Aim. You are to retype all of the data exactly as it appears.

Excerpted data.
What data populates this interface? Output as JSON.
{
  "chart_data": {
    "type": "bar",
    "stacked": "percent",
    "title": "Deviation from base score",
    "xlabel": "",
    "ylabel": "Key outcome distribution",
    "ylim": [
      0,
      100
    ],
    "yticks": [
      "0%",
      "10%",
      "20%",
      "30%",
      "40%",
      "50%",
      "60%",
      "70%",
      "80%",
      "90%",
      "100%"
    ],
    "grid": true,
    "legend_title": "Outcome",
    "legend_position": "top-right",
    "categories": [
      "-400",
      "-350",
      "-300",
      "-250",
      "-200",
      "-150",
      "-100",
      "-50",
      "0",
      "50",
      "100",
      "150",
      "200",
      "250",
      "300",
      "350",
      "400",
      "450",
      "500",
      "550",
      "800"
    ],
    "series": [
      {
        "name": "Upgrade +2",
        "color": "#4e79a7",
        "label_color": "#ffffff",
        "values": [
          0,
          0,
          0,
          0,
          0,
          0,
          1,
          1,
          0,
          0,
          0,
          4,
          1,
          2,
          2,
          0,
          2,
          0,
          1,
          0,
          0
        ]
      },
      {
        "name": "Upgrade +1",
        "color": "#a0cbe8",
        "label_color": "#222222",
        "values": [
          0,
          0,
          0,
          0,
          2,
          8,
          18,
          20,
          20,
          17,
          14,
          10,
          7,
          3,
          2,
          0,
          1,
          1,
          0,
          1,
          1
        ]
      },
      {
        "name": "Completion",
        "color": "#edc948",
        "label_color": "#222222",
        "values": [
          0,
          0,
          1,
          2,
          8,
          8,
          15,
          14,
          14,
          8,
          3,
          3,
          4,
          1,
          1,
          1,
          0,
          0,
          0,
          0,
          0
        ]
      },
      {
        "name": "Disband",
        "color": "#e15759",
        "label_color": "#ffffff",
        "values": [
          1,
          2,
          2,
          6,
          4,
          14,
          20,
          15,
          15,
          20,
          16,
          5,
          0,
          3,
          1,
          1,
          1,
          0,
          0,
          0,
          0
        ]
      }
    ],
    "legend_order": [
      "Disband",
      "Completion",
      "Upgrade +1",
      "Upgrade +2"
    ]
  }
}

Final result.
What data populates this interface? Output as JSON.
{
  "chart_data": {
    "type": "bar",
    "stacked": "percent",
    "title": "Deviation from base score",
    "xlabel": "",
    "ylabel": "Key outcome distribution",
    "ylim": [
      0,
      100
    ],
    "yticks": [
      "0%",
      "10%",
      "20%",
      "30%",
      "40%",
      "50%",
      "60%",
      "70%",
      "80%",
      "90%",
      "100%"
    ],
    "grid": true,
    "legend_title": "Outcome",
    "legend_position": "top-right",
    "categories": [
      "-400",
      "-350",
      "-300",
      "-250",
      "-200",
      "-150",
      "-100",
      "-50",
      "0",
      "50",
      "100",
      "150",
      "200",
      "250",
      "300",
      "350",
      "400",
      "450",
      "500",
      "550",
      "800"
    ],
    "series": [
      {
        "name": "Upgrade +2",
        "color": "#4e79a7",
        "label_color": "#ffffff",
        "values": [
          0,
          0,
          0,
          0,
          0,
          0,
          1,
          1,
          0,
          0,
          0,
          4,
          1,
          2,
          2,
          0,
          2,
          0,
          1,
          0,
          0
        ]
      },
      {
        "name": "Upgrade +1",
        "color": "#a0cbe8",
        "label_color": "#222222",
        "values": [
          0,
          0,
          0,
          0,
          2,
          8,
          18,
          20,
          20,
          17,
          14,
          10,
          7,
          3,
          2,
          0,
          1,
          1,
          0,
          1,
          1
        ]
      },
      {
        "name": "Completion",
        "color": "#edc948",
        "label_color": "#222222",
        "values": [
          0,
          0,
          1,
          2,
          8,
          8,
          15,
          14,
          14,
          8,
          3,
          3,
          4,
          1,
          1,
          1,
          0,
          0,
          0,
          0,
          0
        ]
      },
      {
        "name": "Disband",
        "color": "#e15759",
        "label_color": "#ffffff",
        "values": [
          1,
          2,
          2,
          6,
          4,
          14,
          20,
          15,
          15,
          20,
          16,
          5,
          0,
          3,
          1,
          1,
          1,
          0,
          0,
          0,
          0
        ]
      }
    ],
    "legend_order": [
      "Disband",
      "Completion",
      "Upgrade +1",
      "Upgrade +2"
    ]
  }
}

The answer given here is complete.